## WHAT IS NEEDED
Write out all of the entries exactly as given.

[Dataset items]
········

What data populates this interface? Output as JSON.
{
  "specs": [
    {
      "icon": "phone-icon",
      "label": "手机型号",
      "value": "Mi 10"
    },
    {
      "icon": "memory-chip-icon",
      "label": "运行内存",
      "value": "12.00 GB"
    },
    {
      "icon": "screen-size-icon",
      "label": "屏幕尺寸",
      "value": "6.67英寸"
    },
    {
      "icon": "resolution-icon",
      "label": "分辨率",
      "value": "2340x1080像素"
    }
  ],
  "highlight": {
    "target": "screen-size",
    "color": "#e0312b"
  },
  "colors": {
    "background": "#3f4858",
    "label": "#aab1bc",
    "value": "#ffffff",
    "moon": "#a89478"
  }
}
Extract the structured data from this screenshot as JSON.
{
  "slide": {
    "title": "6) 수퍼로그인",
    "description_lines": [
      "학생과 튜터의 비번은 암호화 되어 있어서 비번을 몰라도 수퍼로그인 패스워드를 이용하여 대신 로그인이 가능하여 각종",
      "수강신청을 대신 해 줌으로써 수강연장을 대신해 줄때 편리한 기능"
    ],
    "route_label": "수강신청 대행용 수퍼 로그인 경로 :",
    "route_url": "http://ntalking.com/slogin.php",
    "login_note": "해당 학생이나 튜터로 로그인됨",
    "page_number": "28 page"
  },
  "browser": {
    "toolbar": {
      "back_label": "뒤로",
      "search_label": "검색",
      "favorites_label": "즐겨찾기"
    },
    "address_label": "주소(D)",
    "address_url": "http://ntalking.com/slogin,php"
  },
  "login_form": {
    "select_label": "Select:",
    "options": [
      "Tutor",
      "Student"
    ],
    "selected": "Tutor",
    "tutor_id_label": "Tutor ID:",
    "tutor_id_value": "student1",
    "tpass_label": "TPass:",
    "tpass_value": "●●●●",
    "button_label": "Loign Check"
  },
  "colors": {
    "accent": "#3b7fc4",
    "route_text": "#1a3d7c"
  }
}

········

## THE COMPLETED TASK
What data populates this interface? Output as JSON.
{
  "specs": [
    {
      "icon": "phone-icon",
      "label": "手机型号",
      "value": "Mi 10"
    },
    {
      "icon": "memory-chip-icon",
      "label": "运行内存",
      "value": "12.00 GB"
    },
    {
      "icon": "screen-size-icon",
      "label": "屏幕尺寸",
      "value": "6.67英寸"
    },
    {
      "icon": "resolution-icon",
      "label": "分辨率",
      "value": "2340x1080像素"
    }
  ],
  "highlight": {
    "target": "screen-size",
    "color": "#e0312b"
  },
  "colors": {
    "background": "#3f4858",
    "label": "#aab1bc",
    "value": "#ffffff",
    "moon": "#a89478"
  }
}
Extract the structured data from this screenshot as JSON.
{
  "slide": {
    "title": "6) 수퍼로그인",
    "description_lines": [
      "학생과 튜터의 비번은 암호화 되어 있어서 비번을 몰라도 수퍼로그인 패스워드를 이용하여 대신 로그인이 가능하여 각종",
      "수강신청을 대신 해 줌으로써 수강연장을 대신해 줄때 편리한 기능"
    ],
    "route_label": "수강신청 대행용 수퍼 로그인 경로 :",
    "route_url": "http://ntalking.com/slogin.php",
    "login_note": "해당 학생이나 튜터로 로그인됨",
    "page_number": "28 page"
  },
  "browser": {
    "toolbar": {
      "back_label": "뒤로",
      "search_label": "검색",
      "favorites_label": "즐겨찾기"
    },
    "address_label": "주소(D)",
    "address_url": "http://ntalking.com/slogin,php"
  },
  "login_form": {
    "select_label": "Select:",
    "options": [
      "Tutor",
      "Student"
    ],
    "selected": "Tutor",
    "tutor_id_label": "Tutor ID:",
    "tutor_id_value": "student1",
    "tpass_label": "TPass:",
    "tpass_value": "●●●●",
    "button_label": "Loign Check"
  },
  "colors": {
    "accent": "#3b7fc4",
    "route_text": "#1a3d7c"
  }
}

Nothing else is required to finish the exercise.